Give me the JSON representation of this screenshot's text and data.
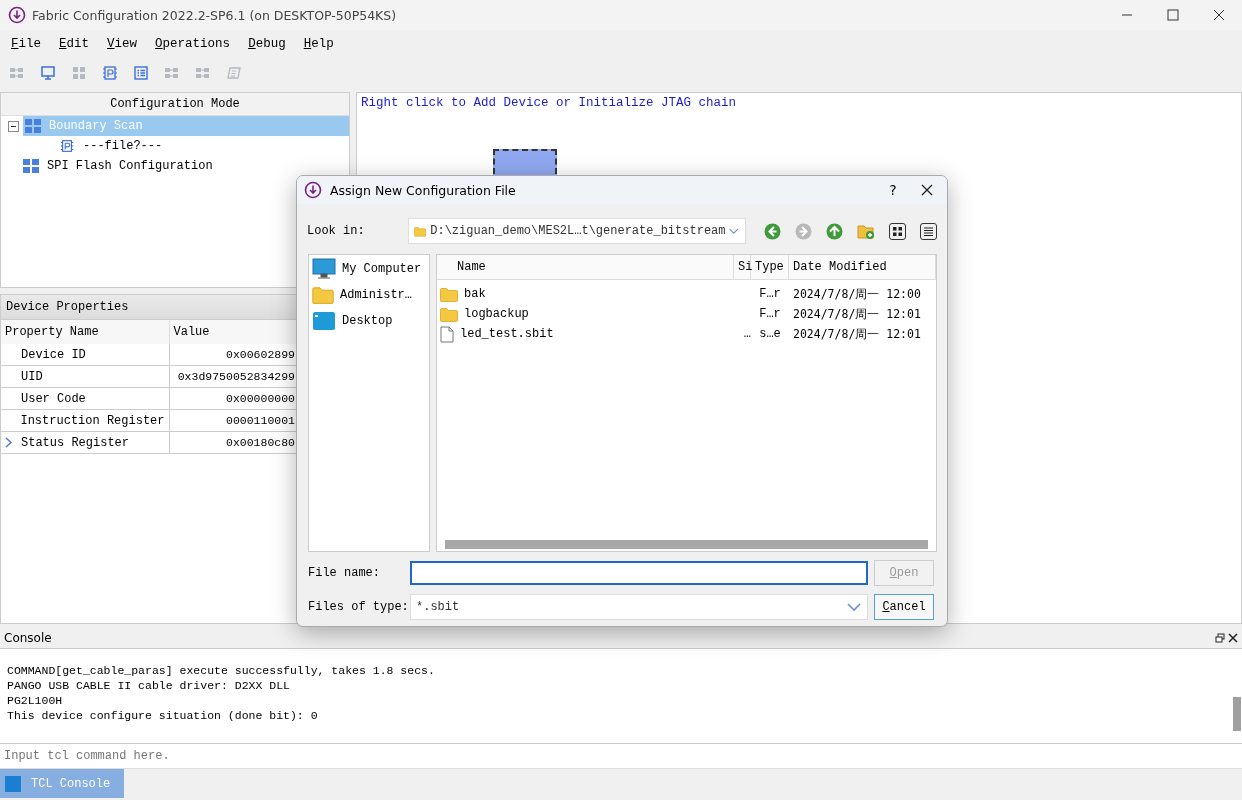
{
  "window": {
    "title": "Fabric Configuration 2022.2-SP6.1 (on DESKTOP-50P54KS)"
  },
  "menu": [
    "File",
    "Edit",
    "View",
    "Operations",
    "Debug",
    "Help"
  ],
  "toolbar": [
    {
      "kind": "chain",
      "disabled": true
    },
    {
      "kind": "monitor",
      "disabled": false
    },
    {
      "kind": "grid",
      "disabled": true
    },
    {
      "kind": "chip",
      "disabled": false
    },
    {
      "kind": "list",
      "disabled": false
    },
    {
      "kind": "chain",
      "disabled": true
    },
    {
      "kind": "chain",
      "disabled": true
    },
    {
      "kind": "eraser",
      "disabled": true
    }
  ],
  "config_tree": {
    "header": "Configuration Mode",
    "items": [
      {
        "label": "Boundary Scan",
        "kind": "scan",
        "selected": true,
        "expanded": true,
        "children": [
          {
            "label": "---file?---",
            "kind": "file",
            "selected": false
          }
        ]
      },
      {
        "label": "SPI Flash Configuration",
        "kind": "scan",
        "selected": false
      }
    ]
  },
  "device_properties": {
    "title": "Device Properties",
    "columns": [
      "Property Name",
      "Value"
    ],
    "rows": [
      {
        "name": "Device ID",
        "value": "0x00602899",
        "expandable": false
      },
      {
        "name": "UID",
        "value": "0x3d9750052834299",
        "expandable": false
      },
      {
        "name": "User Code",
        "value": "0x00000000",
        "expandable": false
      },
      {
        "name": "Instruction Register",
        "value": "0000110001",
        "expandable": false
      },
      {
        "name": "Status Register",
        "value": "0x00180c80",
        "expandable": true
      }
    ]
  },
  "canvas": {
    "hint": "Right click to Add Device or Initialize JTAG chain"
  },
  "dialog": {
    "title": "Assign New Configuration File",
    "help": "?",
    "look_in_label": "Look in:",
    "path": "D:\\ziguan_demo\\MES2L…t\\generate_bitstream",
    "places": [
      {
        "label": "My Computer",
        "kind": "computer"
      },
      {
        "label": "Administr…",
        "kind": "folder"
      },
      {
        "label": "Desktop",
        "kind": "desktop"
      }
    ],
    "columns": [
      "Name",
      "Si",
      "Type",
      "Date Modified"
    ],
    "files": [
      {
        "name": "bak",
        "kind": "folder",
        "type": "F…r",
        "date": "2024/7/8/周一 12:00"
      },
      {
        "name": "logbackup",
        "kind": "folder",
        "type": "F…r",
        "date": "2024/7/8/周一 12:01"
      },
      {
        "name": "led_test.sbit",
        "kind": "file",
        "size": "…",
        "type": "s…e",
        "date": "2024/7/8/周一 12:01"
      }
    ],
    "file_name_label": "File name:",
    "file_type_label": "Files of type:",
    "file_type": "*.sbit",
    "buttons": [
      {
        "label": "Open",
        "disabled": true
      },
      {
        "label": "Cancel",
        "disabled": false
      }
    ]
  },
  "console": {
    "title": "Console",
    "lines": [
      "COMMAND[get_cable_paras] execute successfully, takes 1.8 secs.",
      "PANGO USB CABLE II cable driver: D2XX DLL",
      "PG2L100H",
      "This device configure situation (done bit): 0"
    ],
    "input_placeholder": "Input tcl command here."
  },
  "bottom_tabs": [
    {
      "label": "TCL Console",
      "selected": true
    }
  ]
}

* **DIRECTIONS**
Leave the pictures out and write out every entry exactly as given.

* **OUTPUT OF THE TASK**
Give me the JSON representation of this screenshot's text and data.
{
  "window": {
    "title": "Fabric Configuration 2022.2-SP6.1 (on DESKTOP-50P54KS)"
  },
  "menu": [
    "File",
    "Edit",
    "View",
    "Operations",
    "Debug",
    "Help"
  ],
  "toolbar": [
    {
      "kind": "chain",
      "disabled": true
    },
    {
      "kind": "monitor",
      "disabled": false
    },
    {
      "kind": "grid",
      "disabled": true
    },
    {
      "kind": "chip",
      "disabled": false
    },
    {
      "kind": "list",
      "disabled": false
    },
    {
      "kind": "chain",
      "disabled": true
    },
    {
      "kind": "chain",
      "disabled": true
    },
    {
      "kind": "eraser",
      "disabled": true
    }
  ],
  "config_tree": {
    "header": "Configuration Mode",
    "items": [
      {
        "label": "Boundary Scan",
        "kind": "scan",
        "selected": true,
        "expanded": true,
        "children": [
          {
            "label": "---file?---",
            "kind": "file",
            "selected": false
          }
        ]
      },
      {
        "label": "SPI Flash Configuration",
        "kind": "scan",
        "selected": false
      }
    ]
  },
  "device_properties": {
    "title": "Device Properties",
    "columns": [
      "Property Name",
      "Value"
    ],
    "rows": [
      {
        "name": "Device ID",
        "value": "0x00602899",
        "expandable": false
      },
      {
        "name": "UID",
        "value": "0x3d9750052834299",
        "expandable": false
      },
      {
        "name": "User Code",
        "value": "0x00000000",
        "expandable": false
      },
      {
        "name": "Instruction Register",
        "value": "0000110001",
        "expandable": false
      },
      {
        "name": "Status Register",
        "value": "0x00180c80",
        "expandable": true
      }
    ]
  },
  "canvas": {
    "hint": "Right click to Add Device or Initialize JTAG chain"
  },
  "dialog": {
    "title": "Assign New Configuration File",
    "help": "?",
    "look_in_label": "Look in:",
    "path": "D:\\ziguan_demo\\MES2L…t\\generate_bitstream",
    "places": [
      {
        "label": "My Computer",
        "kind": "computer"
      },
      {
        "label": "Administr…",
        "kind": "folder"
      },
      {
        "label": "Desktop",
        "kind": "desktop"
      }
    ],
    "columns": [
      "Name",
      "Si",
      "Type",
      "Date Modified"
    ],
    "files": [
      {
        "name": "bak",
        "kind": "folder",
        "type": "F…r",
        "date": "2024/7/8/周一 12:00"
      },
      {
        "name": "logbackup",
        "kind": "folder",
        "type": "F…r",
        "date": "2024/7/8/周一 12:01"
      },
      {
        "name": "led_test.sbit",
        "kind": "file",
        "size": "…",
        "type": "s…e",
        "date": "2024/7/8/周一 12:01"
      }
    ],
    "file_name_label": "File name:",
    "file_type_label": "Files of type:",
    "file_type": "*.sbit",
    "buttons": [
      {
        "label": "Open",
        "disabled": true
      },
      {
        "label": "Cancel",
        "disabled": false
      }
    ]
  },
  "console": {
    "title": "Console",
    "lines": [
      "COMMAND[get_cable_paras] execute successfully, takes 1.8 secs.",
      "PANGO USB CABLE II cable driver: D2XX DLL",
      "PG2L100H",
      "This device configure situation (done bit): 0"
    ],
    "input_placeholder": "Input tcl command here."
  },
  "bottom_tabs": [
    {
      "label": "TCL Console",
      "selected": true
    }
  ]
}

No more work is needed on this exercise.